Dataset records:
● ● ● ● ● ● ●

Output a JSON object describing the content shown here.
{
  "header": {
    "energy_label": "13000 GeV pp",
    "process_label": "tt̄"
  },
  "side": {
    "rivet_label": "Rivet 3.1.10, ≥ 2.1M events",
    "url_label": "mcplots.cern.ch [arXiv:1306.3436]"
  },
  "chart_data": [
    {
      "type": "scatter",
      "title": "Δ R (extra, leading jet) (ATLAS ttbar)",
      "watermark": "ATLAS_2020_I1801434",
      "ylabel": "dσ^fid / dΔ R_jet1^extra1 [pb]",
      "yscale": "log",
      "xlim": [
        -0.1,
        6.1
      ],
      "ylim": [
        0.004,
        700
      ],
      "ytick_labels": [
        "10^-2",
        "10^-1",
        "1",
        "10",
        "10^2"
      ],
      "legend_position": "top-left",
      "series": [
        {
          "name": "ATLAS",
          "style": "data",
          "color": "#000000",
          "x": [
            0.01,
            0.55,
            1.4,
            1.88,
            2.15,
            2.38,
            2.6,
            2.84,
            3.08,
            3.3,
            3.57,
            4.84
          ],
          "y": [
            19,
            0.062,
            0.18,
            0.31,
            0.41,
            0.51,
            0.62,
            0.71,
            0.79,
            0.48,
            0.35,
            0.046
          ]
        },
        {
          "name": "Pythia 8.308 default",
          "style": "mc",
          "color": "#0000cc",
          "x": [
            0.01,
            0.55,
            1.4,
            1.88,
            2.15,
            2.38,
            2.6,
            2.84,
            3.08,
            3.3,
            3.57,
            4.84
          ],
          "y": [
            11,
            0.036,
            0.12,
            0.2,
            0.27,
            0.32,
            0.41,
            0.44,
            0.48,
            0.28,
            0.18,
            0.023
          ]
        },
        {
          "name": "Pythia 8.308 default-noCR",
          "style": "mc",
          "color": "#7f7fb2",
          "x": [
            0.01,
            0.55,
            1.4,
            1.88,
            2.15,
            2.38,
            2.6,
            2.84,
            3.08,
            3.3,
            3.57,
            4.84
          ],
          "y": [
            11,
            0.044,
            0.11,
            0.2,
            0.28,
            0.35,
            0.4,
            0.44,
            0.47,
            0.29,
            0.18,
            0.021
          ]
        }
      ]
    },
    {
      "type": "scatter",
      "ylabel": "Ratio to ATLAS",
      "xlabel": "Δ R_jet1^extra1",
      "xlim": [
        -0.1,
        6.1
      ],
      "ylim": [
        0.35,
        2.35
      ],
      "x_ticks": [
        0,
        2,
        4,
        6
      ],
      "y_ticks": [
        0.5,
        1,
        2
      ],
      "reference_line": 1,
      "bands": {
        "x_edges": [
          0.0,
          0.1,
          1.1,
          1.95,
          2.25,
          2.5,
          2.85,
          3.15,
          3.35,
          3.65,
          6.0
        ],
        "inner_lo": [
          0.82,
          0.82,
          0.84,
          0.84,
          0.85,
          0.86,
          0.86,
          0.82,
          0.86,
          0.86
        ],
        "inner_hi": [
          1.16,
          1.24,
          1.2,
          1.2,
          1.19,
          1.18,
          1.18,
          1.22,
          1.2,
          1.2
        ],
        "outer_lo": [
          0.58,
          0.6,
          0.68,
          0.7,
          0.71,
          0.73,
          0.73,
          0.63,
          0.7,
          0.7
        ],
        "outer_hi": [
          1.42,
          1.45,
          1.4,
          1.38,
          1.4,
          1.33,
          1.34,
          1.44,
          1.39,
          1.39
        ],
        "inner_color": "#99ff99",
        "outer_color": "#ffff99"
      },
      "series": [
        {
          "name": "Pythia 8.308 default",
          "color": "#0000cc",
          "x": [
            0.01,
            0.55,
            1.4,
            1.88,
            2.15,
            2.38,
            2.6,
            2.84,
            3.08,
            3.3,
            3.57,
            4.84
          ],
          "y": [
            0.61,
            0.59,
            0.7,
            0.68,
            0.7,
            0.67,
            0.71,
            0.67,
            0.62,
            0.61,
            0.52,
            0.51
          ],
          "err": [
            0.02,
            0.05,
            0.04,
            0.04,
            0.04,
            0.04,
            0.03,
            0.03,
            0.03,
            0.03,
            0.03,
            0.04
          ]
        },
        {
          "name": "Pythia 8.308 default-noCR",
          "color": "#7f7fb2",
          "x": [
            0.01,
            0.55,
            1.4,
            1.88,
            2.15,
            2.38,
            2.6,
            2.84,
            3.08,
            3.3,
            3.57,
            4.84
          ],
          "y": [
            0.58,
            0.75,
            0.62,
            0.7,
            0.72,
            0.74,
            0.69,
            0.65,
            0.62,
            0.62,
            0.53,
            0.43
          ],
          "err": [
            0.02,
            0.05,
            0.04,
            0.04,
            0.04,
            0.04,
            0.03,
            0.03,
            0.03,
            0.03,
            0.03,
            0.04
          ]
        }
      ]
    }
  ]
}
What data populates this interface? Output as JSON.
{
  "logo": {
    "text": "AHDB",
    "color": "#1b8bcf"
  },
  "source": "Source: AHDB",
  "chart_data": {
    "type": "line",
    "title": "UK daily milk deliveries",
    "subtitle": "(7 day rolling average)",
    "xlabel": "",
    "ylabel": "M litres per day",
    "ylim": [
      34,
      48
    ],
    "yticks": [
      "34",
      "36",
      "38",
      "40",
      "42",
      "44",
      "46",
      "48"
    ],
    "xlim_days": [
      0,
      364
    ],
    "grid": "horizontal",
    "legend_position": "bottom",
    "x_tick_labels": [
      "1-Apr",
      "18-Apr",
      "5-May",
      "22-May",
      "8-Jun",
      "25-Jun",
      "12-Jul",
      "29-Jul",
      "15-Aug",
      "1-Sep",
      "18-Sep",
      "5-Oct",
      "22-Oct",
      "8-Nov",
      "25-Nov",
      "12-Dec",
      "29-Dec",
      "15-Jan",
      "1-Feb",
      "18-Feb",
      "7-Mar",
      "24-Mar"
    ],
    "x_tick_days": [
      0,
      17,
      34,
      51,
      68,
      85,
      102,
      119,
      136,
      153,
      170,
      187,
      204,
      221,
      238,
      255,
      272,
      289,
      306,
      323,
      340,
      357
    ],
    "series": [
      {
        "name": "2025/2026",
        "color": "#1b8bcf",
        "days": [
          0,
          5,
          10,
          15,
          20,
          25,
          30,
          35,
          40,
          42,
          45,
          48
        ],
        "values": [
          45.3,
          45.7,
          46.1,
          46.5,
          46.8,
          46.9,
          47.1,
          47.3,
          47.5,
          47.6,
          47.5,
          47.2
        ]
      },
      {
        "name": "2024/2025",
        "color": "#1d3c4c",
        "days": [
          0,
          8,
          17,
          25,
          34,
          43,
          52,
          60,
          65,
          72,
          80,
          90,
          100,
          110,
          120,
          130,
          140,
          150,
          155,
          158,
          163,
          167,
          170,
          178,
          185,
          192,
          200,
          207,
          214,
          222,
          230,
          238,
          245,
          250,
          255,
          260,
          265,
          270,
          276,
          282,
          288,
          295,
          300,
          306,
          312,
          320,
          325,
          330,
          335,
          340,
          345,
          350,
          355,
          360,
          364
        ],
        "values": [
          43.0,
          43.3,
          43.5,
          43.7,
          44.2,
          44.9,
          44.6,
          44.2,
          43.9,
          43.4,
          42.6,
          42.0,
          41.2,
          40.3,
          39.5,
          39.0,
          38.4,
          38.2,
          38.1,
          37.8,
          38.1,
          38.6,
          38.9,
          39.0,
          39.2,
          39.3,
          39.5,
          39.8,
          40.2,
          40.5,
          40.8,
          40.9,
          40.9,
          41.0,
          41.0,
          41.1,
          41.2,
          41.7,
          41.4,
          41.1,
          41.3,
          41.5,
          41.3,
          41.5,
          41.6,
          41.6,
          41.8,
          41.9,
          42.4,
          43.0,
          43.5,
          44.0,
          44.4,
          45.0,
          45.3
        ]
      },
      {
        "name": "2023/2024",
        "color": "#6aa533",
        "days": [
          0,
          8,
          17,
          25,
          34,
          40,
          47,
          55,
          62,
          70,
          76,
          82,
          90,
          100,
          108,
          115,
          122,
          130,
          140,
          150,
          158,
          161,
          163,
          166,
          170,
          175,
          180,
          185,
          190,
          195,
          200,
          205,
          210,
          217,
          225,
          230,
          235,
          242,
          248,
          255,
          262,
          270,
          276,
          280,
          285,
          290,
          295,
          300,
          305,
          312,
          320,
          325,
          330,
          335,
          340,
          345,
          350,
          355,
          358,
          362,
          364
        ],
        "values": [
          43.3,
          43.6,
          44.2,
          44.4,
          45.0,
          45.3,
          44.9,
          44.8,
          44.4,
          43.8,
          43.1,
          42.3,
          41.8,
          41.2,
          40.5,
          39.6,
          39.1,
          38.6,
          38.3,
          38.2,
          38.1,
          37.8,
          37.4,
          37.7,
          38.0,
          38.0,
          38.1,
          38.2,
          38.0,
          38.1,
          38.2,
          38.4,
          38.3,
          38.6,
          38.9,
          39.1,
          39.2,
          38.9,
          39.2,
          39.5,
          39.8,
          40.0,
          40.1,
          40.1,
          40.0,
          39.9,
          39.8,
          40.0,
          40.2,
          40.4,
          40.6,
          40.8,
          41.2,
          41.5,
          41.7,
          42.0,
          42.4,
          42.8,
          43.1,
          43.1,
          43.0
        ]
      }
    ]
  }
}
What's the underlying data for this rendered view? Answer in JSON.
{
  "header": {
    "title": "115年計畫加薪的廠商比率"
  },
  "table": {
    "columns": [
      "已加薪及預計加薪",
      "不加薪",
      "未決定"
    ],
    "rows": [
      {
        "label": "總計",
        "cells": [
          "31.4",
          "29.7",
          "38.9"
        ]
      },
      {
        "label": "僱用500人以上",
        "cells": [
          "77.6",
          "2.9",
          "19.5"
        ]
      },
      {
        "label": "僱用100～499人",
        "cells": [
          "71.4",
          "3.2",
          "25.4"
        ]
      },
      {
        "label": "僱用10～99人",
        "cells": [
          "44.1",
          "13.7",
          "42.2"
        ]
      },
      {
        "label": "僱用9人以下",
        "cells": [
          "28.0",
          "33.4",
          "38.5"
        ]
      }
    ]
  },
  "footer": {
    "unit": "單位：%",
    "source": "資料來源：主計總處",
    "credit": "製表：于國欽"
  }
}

● ● ● ● ● ● ●

Problem to solve
Give back exactly the lines that run from the line with "What's the underlying" through the close of the material, counting both ends, and nothing more.

Answer to the exercise
What's the underlying data for this rendered view? Answer in JSON.
{
  "header": {
    "title": "115年計畫加薪的廠商比率"
  },
  "table": {
    "columns": [
      "已加薪及預計加薪",
      "不加薪",
      "未決定"
    ],
    "rows": [
      {
        "label": "總計",
        "cells": [
          "31.4",
          "29.7",
          "38.9"
        ]
      },
      {
        "label": "僱用500人以上",
        "cells": [
          "77.6",
          "2.9",
          "19.5"
        ]
      },
      {
        "label": "僱用100～499人",
        "cells": [
          "71.4",
          "3.2",
          "25.4"
        ]
      },
      {
        "label": "僱用10～99人",
        "cells": [
          "44.1",
          "13.7",
          "42.2"
        ]
      },
      {
        "label": "僱用9人以下",
        "cells": [
          "28.0",
          "33.4",
          "38.5"
        ]
      }
    ]
  },
  "footer": {
    "unit": "單位：%",
    "source": "資料來源：主計總處",
    "credit": "製表：于國欽"
  }
}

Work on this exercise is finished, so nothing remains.